Pictures don't belong in the copy; print all the records exactly.

(Collected data entries)
****
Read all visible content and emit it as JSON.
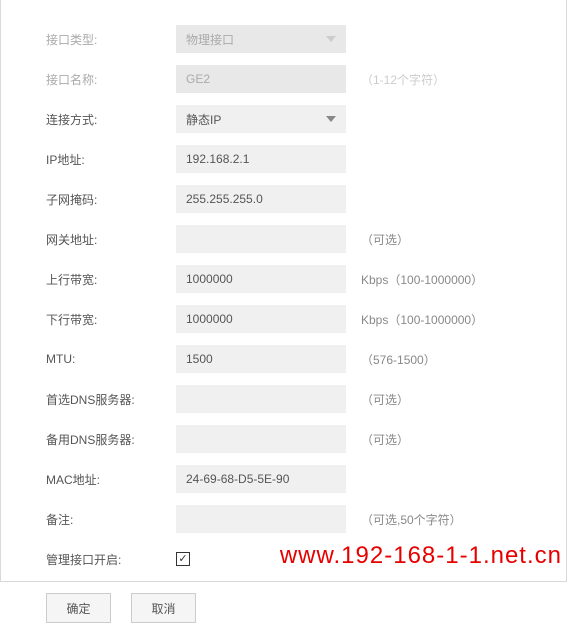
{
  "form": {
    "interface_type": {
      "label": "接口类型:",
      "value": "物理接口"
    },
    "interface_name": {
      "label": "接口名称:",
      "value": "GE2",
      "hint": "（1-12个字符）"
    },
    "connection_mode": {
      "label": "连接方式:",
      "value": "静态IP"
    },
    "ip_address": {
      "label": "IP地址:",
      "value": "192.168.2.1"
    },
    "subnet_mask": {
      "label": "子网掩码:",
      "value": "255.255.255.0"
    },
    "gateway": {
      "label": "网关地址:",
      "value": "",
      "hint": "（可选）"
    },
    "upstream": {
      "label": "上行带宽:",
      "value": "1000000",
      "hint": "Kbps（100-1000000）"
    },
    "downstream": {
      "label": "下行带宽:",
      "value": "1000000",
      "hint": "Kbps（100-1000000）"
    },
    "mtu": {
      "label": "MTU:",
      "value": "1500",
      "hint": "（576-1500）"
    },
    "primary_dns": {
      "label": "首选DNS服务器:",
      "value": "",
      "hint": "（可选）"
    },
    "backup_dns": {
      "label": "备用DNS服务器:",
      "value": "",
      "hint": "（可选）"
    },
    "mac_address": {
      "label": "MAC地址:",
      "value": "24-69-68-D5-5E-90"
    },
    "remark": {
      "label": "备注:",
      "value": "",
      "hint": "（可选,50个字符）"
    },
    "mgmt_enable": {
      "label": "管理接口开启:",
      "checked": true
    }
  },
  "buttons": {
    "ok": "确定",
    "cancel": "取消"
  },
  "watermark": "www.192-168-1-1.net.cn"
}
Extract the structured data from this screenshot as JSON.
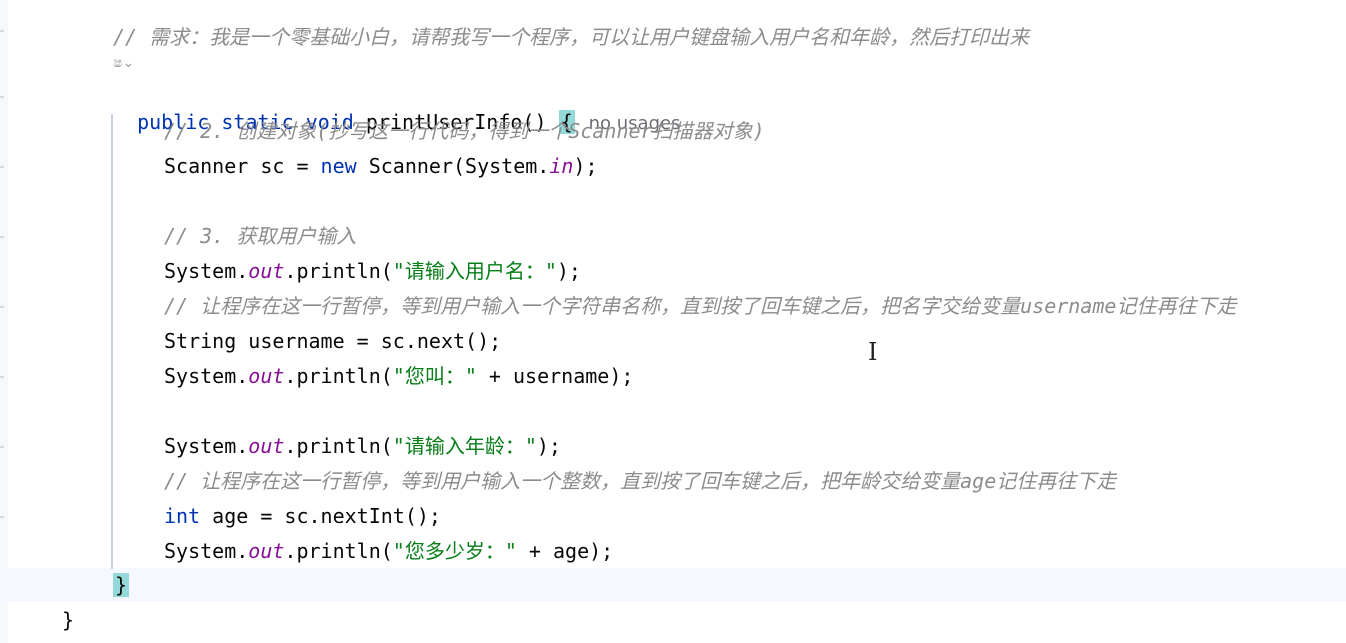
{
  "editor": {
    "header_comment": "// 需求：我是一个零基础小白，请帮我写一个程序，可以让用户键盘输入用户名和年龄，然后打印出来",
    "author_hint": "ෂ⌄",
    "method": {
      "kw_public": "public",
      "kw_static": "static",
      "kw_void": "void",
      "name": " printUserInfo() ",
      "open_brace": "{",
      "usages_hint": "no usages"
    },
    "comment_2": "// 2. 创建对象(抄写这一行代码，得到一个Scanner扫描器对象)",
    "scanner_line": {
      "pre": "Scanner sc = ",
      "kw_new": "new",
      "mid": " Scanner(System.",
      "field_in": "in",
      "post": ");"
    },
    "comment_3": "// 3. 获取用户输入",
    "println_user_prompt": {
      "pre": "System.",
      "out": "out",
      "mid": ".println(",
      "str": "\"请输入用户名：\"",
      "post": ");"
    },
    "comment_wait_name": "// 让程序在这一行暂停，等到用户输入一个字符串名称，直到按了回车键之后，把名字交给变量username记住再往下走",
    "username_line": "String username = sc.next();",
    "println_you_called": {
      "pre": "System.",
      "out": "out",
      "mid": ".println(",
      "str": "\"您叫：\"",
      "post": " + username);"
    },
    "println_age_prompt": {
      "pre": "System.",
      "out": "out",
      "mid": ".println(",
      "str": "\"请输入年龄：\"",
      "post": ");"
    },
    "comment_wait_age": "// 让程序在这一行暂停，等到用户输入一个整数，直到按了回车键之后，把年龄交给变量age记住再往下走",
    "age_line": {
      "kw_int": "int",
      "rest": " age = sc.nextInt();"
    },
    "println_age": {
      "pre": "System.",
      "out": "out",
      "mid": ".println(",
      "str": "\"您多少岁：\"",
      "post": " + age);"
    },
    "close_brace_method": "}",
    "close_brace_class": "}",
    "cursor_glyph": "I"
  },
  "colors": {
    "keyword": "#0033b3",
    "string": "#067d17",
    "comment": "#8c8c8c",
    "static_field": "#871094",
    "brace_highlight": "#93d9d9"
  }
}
****
> [TASK RESPONSE]
Read all visible content and emit it as JSON.
{
  "form": {
    "interface_type": {
      "label": "接口类型:",
      "value": "物理接口"
    },
    "interface_name": {
      "label": "接口名称:",
      "value": "GE2",
      "hint": "（1-12个字符）"
    },
    "connection_mode": {
      "label": "连接方式:",
      "value": "静态IP"
    },
    "ip_address": {
      "label": "IP地址:",
      "value": "192.168.2.1"
    },
    "subnet_mask": {
      "label": "子网掩码:",
      "value": "255.255.255.0"
    },
    "gateway": {
      "label": "网关地址:",
      "value": "",
      "hint": "（可选）"
    },
    "upstream": {
      "label": "上行带宽:",
      "value": "1000000",
      "hint": "Kbps（100-1000000）"
    },
    "downstream": {
      "label": "下行带宽:",
      "value": "1000000",
      "hint": "Kbps（100-1000000）"
    },
    "mtu": {
      "label": "MTU:",
      "value": "1500",
      "hint": "（576-1500）"
    },
    "primary_dns": {
      "label": "首选DNS服务器:",
      "value": "",
      "hint": "（可选）"
    },
    "backup_dns": {
      "label": "备用DNS服务器:",
      "value": "",
      "hint": "（可选）"
    },
    "mac_address": {
      "label": "MAC地址:",
      "value": "24-69-68-D5-5E-90"
    },
    "remark": {
      "label": "备注:",
      "value": "",
      "hint": "（可选,50个字符）"
    },
    "mgmt_enable": {
      "label": "管理接口开启:",
      "checked": true
    }
  },
  "buttons": {
    "ok": "确定",
    "cancel": "取消"
  },
  "watermark": "www.192-168-1-1.net.cn"
}
Extract the structured data from this screenshot as JSON.
{
  "editor": {
    "header_comment": "// 需求：我是一个零基础小白，请帮我写一个程序，可以让用户键盘输入用户名和年龄，然后打印出来",
    "author_hint": "ෂ⌄",
    "method": {
      "kw_public": "public",
      "kw_static": "static",
      "kw_void": "void",
      "name": " printUserInfo() ",
      "open_brace": "{",
      "usages_hint": "no usages"
    },
    "comment_2": "// 2. 创建对象(抄写这一行代码，得到一个Scanner扫描器对象)",
    "scanner_line": {
      "pre": "Scanner sc = ",
      "kw_new": "new",
      "mid": " Scanner(System.",
      "field_in": "in",
      "post": ");"
    },
    "comment_3": "// 3. 获取用户输入",
    "println_user_prompt": {
      "pre": "System.",
      "out": "out",
      "mid": ".println(",
      "str": "\"请输入用户名：\"",
      "post": ");"
    },
    "comment_wait_name": "// 让程序在这一行暂停，等到用户输入一个字符串名称，直到按了回车键之后，把名字交给变量username记住再往下走",
    "username_line": "String username = sc.next();",
    "println_you_called": {
      "pre": "System.",
      "out": "out",
      "mid": ".println(",
      "str": "\"您叫：\"",
      "post": " + username);"
    },
    "println_age_prompt": {
      "pre": "System.",
      "out": "out",
      "mid": ".println(",
      "str": "\"请输入年龄：\"",
      "post": ");"
    },
    "comment_wait_age": "// 让程序在这一行暂停，等到用户输入一个整数，直到按了回车键之后，把年龄交给变量age记住再往下走",
    "age_line": {
      "kw_int": "int",
      "rest": " age = sc.nextInt();"
    },
    "println_age": {
      "pre": "System.",
      "out": "out",
      "mid": ".println(",
      "str": "\"您多少岁：\"",
      "post": " + age);"
    },
    "close_brace_method": "}",
    "close_brace_class": "}",
    "cursor_glyph": "I"
  },
  "colors": {
    "keyword": "#0033b3",
    "string": "#067d17",
    "comment": "#8c8c8c",
    "static_field": "#871094",
    "brace_highlight": "#93d9d9"
  }
}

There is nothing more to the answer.